[Stored items from a collection]
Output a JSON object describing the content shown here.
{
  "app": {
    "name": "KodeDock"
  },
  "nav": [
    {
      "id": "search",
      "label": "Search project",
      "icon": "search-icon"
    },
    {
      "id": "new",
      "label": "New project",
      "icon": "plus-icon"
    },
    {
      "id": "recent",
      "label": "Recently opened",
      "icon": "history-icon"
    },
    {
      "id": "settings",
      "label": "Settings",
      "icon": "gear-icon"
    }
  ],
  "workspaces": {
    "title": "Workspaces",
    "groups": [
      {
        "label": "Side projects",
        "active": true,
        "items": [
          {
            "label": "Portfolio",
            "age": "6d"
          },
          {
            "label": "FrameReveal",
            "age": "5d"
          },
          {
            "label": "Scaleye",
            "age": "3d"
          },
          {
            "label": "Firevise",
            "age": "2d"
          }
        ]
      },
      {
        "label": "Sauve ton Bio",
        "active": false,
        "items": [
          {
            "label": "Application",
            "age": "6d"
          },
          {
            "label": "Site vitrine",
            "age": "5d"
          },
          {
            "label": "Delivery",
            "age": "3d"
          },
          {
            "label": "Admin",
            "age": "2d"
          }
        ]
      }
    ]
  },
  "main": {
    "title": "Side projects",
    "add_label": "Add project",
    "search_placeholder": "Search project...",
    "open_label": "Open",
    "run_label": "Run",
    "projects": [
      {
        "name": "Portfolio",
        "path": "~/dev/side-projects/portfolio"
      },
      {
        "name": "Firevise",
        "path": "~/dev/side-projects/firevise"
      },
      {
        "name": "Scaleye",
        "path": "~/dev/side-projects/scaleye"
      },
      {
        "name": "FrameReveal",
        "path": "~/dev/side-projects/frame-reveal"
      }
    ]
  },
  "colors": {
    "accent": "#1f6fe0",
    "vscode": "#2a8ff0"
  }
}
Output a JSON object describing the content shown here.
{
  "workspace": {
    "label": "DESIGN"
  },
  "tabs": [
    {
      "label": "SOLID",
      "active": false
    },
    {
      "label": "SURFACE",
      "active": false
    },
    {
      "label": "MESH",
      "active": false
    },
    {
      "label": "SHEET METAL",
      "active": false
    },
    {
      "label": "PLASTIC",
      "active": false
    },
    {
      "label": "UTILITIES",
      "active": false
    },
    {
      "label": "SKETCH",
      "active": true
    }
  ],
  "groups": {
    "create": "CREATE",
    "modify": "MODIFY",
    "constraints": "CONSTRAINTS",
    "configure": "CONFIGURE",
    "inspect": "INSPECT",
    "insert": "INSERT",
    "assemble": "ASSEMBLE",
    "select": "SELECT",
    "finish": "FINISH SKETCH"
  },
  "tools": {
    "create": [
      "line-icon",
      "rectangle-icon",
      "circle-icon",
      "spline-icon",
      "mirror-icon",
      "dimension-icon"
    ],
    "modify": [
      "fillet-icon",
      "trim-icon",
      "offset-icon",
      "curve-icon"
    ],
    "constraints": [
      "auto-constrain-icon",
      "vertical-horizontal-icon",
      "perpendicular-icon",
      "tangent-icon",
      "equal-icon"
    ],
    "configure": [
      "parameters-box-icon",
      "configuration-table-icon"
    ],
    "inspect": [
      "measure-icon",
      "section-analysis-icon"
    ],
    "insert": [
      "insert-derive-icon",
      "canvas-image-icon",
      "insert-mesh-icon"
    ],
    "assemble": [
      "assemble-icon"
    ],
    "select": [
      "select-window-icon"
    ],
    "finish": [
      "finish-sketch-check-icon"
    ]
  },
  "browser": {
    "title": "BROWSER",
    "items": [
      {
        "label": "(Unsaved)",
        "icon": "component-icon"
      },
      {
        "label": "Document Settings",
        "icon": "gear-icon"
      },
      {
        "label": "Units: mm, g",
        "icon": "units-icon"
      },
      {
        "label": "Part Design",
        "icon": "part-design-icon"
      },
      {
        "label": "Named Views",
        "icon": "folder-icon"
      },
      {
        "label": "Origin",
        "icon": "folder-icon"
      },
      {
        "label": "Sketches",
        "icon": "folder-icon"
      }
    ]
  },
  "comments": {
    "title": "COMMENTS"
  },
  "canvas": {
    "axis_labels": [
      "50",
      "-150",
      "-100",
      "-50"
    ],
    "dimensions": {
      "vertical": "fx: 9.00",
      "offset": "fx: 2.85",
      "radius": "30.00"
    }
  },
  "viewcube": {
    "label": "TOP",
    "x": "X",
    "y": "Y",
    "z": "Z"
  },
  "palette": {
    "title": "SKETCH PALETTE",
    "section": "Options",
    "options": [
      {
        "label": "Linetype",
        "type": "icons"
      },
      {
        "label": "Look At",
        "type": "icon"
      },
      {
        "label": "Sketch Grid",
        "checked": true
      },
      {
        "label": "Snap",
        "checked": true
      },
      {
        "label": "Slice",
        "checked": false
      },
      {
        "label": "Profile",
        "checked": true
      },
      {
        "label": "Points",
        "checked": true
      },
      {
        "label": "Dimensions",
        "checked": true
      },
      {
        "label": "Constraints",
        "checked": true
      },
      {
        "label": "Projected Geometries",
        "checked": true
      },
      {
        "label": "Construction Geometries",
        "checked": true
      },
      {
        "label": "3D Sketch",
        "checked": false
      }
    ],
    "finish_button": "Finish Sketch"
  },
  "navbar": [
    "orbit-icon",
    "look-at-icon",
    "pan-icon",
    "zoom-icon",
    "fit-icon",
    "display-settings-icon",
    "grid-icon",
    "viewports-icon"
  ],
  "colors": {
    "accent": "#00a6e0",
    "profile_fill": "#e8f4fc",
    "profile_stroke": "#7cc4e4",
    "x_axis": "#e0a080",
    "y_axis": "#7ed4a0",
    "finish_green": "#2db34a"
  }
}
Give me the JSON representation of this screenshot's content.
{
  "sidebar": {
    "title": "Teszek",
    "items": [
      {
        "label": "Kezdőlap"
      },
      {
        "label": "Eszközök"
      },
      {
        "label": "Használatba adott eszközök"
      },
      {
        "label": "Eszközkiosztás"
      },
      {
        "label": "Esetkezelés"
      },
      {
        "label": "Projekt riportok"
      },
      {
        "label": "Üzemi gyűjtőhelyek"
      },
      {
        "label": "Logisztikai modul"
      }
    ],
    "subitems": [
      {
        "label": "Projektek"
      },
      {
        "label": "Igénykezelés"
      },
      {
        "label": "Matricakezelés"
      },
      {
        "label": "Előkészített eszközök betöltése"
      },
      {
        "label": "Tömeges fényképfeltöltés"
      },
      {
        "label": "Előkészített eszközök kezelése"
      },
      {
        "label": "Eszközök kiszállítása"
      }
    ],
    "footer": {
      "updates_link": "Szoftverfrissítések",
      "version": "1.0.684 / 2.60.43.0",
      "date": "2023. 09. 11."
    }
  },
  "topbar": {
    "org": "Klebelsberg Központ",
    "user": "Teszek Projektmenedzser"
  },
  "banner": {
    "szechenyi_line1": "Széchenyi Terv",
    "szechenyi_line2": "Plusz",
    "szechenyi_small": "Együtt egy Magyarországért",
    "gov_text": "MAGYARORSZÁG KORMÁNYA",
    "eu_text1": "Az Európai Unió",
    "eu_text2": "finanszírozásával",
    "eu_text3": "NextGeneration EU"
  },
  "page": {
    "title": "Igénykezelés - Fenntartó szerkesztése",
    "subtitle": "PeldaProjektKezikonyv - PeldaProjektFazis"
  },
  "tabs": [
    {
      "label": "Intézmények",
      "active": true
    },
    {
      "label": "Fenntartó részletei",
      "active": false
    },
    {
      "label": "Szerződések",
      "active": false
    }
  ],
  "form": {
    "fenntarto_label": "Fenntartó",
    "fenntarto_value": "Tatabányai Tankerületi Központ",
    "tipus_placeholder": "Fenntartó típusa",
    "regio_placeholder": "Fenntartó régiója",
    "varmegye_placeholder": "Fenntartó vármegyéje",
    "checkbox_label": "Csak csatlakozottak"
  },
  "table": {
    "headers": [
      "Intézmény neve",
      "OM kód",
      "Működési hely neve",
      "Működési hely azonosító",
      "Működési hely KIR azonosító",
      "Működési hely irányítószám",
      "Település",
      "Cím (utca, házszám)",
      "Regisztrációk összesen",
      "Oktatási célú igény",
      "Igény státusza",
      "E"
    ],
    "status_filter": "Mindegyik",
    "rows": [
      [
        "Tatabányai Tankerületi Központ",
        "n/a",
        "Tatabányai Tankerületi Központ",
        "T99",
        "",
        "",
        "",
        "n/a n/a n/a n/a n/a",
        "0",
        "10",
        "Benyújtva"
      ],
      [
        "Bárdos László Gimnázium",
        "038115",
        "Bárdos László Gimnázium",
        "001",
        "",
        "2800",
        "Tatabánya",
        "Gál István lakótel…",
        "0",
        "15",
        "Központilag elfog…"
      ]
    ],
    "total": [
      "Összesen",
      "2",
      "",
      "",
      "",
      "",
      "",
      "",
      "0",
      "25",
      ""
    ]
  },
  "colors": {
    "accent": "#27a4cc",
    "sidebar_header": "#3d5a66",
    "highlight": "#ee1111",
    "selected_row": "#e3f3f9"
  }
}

(CHALLENGE)
Reproduce each line of the material containing the word "insert".

(RESPONSE BELOW)
    "insert": "INSERT",
    "insert": [
      "insert-derive-icon",
      "insert-mesh-icon"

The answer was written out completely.